### Work to be completed:
Give only the number of lines in the records below that contain the word "data".
============
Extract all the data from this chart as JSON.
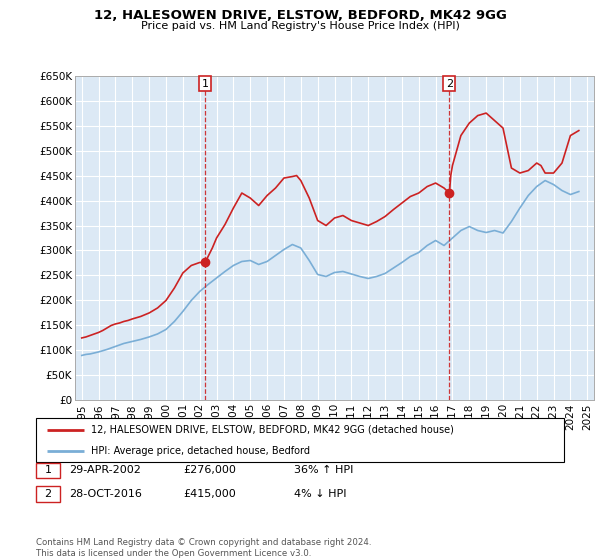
{
  "title": "12, HALESOWEN DRIVE, ELSTOW, BEDFORD, MK42 9GG",
  "subtitle": "Price paid vs. HM Land Registry's House Price Index (HPI)",
  "ylim": [
    0,
    650000
  ],
  "yticks": [
    0,
    50000,
    100000,
    150000,
    200000,
    250000,
    300000,
    350000,
    400000,
    450000,
    500000,
    550000,
    600000,
    650000
  ],
  "ytick_labels": [
    "£0",
    "£50K",
    "£100K",
    "£150K",
    "£200K",
    "£250K",
    "£300K",
    "£350K",
    "£400K",
    "£450K",
    "£500K",
    "£550K",
    "£600K",
    "£650K"
  ],
  "xlim_start": 1994.6,
  "xlim_end": 2025.4,
  "background_color": "#ffffff",
  "chart_bg_color": "#dce9f5",
  "grid_color": "#ffffff",
  "transaction1": {
    "year": 2002.32,
    "price": 276000,
    "label": "1",
    "date": "29-APR-2002",
    "pct": "36%",
    "dir": "↑"
  },
  "transaction2": {
    "year": 2016.82,
    "price": 415000,
    "label": "2",
    "date": "28-OCT-2016",
    "pct": "4%",
    "dir": "↓"
  },
  "legend_line1": "12, HALESOWEN DRIVE, ELSTOW, BEDFORD, MK42 9GG (detached house)",
  "legend_line2": "HPI: Average price, detached house, Bedford",
  "footer": "Contains HM Land Registry data © Crown copyright and database right 2024.\nThis data is licensed under the Open Government Licence v3.0.",
  "red_color": "#cc2222",
  "blue_color": "#7aaed6",
  "red_years": [
    1995.0,
    1995.25,
    1995.5,
    1995.75,
    1996.0,
    1996.25,
    1996.5,
    1996.75,
    1997.0,
    1997.25,
    1997.5,
    1997.75,
    1998.0,
    1998.5,
    1999.0,
    1999.5,
    2000.0,
    2000.5,
    2001.0,
    2001.5,
    2002.0,
    2002.32,
    2002.75,
    2003.0,
    2003.5,
    2004.0,
    2004.5,
    2005.0,
    2005.5,
    2006.0,
    2006.5,
    2007.0,
    2007.5,
    2007.75,
    2008.0,
    2008.5,
    2009.0,
    2009.5,
    2010.0,
    2010.5,
    2011.0,
    2011.5,
    2012.0,
    2012.5,
    2013.0,
    2013.5,
    2014.0,
    2014.5,
    2015.0,
    2015.5,
    2016.0,
    2016.5,
    2016.82,
    2016.9,
    2017.0,
    2017.25,
    2017.5,
    2018.0,
    2018.5,
    2019.0,
    2019.5,
    2020.0,
    2020.5,
    2021.0,
    2021.5,
    2022.0,
    2022.25,
    2022.5,
    2023.0,
    2023.5,
    2024.0,
    2024.5
  ],
  "red_values": [
    125000,
    127000,
    130000,
    133000,
    136000,
    140000,
    145000,
    150000,
    153000,
    155000,
    158000,
    160000,
    163000,
    168000,
    175000,
    185000,
    200000,
    225000,
    255000,
    270000,
    276000,
    276000,
    305000,
    325000,
    352000,
    385000,
    415000,
    405000,
    390000,
    410000,
    425000,
    445000,
    448000,
    450000,
    440000,
    405000,
    360000,
    350000,
    365000,
    370000,
    360000,
    355000,
    350000,
    358000,
    368000,
    382000,
    395000,
    408000,
    415000,
    428000,
    435000,
    425000,
    415000,
    450000,
    470000,
    500000,
    530000,
    555000,
    570000,
    575000,
    560000,
    545000,
    465000,
    455000,
    460000,
    475000,
    470000,
    455000,
    455000,
    475000,
    530000,
    540000
  ],
  "blue_years": [
    1995.0,
    1995.25,
    1995.5,
    1995.75,
    1996.0,
    1996.5,
    1997.0,
    1997.5,
    1998.0,
    1998.5,
    1999.0,
    1999.5,
    2000.0,
    2000.5,
    2001.0,
    2001.5,
    2002.0,
    2002.5,
    2003.0,
    2003.5,
    2004.0,
    2004.5,
    2005.0,
    2005.5,
    2006.0,
    2006.5,
    2007.0,
    2007.5,
    2008.0,
    2008.5,
    2009.0,
    2009.5,
    2010.0,
    2010.5,
    2011.0,
    2011.5,
    2012.0,
    2012.5,
    2013.0,
    2013.5,
    2014.0,
    2014.5,
    2015.0,
    2015.5,
    2016.0,
    2016.5,
    2017.0,
    2017.5,
    2018.0,
    2018.5,
    2019.0,
    2019.5,
    2020.0,
    2020.5,
    2021.0,
    2021.5,
    2022.0,
    2022.5,
    2023.0,
    2023.5,
    2024.0,
    2024.5
  ],
  "blue_values": [
    90000,
    92000,
    93000,
    95000,
    97000,
    102000,
    108000,
    114000,
    118000,
    122000,
    127000,
    133000,
    142000,
    158000,
    178000,
    200000,
    218000,
    232000,
    245000,
    258000,
    270000,
    278000,
    280000,
    272000,
    278000,
    290000,
    302000,
    312000,
    305000,
    280000,
    252000,
    248000,
    256000,
    258000,
    253000,
    248000,
    244000,
    248000,
    254000,
    265000,
    276000,
    288000,
    296000,
    310000,
    320000,
    310000,
    325000,
    340000,
    348000,
    340000,
    336000,
    340000,
    335000,
    358000,
    385000,
    410000,
    428000,
    440000,
    432000,
    420000,
    412000,
    418000
  ]
}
============
### Result:
2